### Instructions to follow
Restate the data word for word and leave the images out.

>> start

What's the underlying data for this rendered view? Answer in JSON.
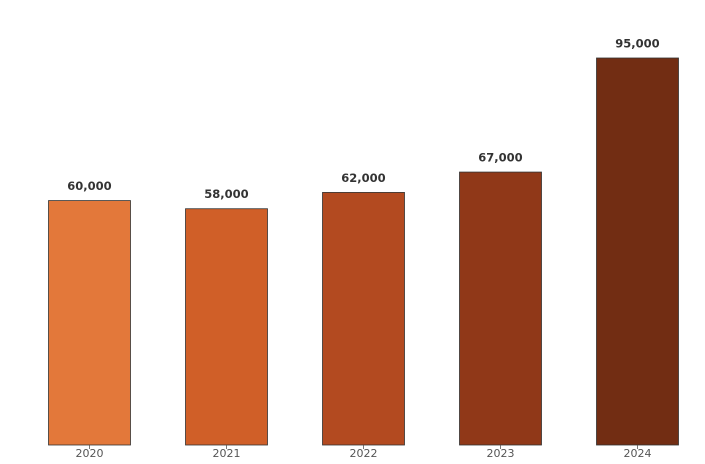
{
  "chart_data": {
    "type": "bar",
    "categories": [
      "2020",
      "2021",
      "2022",
      "2023",
      "2024"
    ],
    "values": [
      60000,
      58000,
      62000,
      67000,
      95000
    ],
    "value_labels": [
      "60,000",
      "58,000",
      "62,000",
      "67,000",
      "95,000"
    ],
    "colors": [
      "#e3783a",
      "#d05f28",
      "#b34a20",
      "#903818",
      "#722d13"
    ]
  }
}
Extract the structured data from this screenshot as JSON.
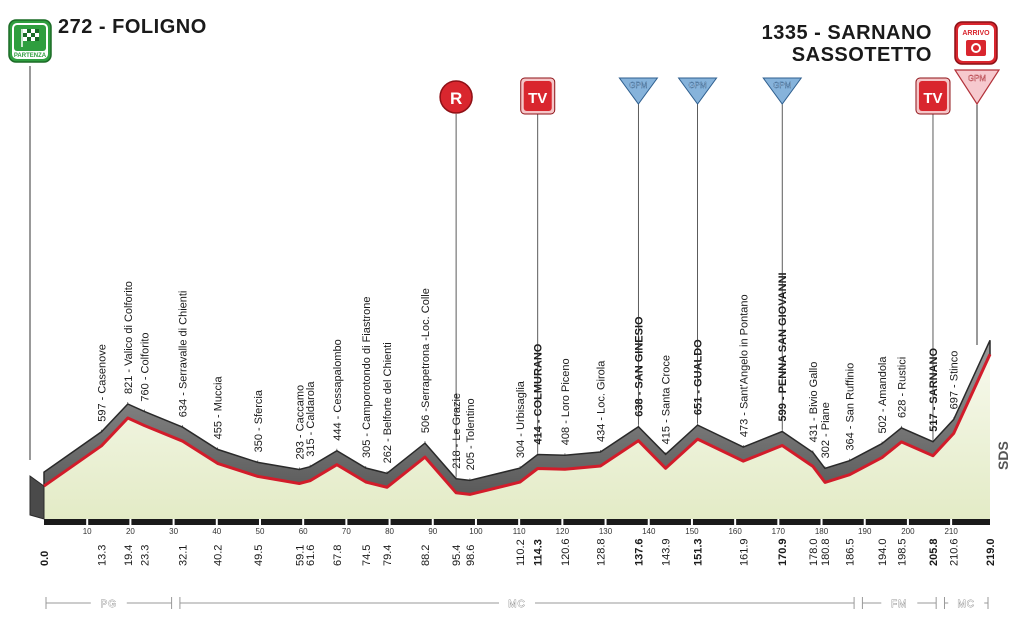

>> end

### Solved problem
What's the underlying data for this rendered view? Answer in JSON.
{
  "chart_data": {
    "type": "bar",
    "categories": [
      "2020",
      "2021",
      "2022",
      "2023",
      "2024"
    ],
    "values": [
      60000,
      58000,
      62000,
      67000,
      95000
    ],
    "value_labels": [
      "60,000",
      "58,000",
      "62,000",
      "67,000",
      "95,000"
    ],
    "colors": [
      "#e3783a",
      "#d05f28",
      "#b34a20",
      "#903818",
      "#722d13"
    ]
  }
}
Extract the structured data from this screenshot as JSON.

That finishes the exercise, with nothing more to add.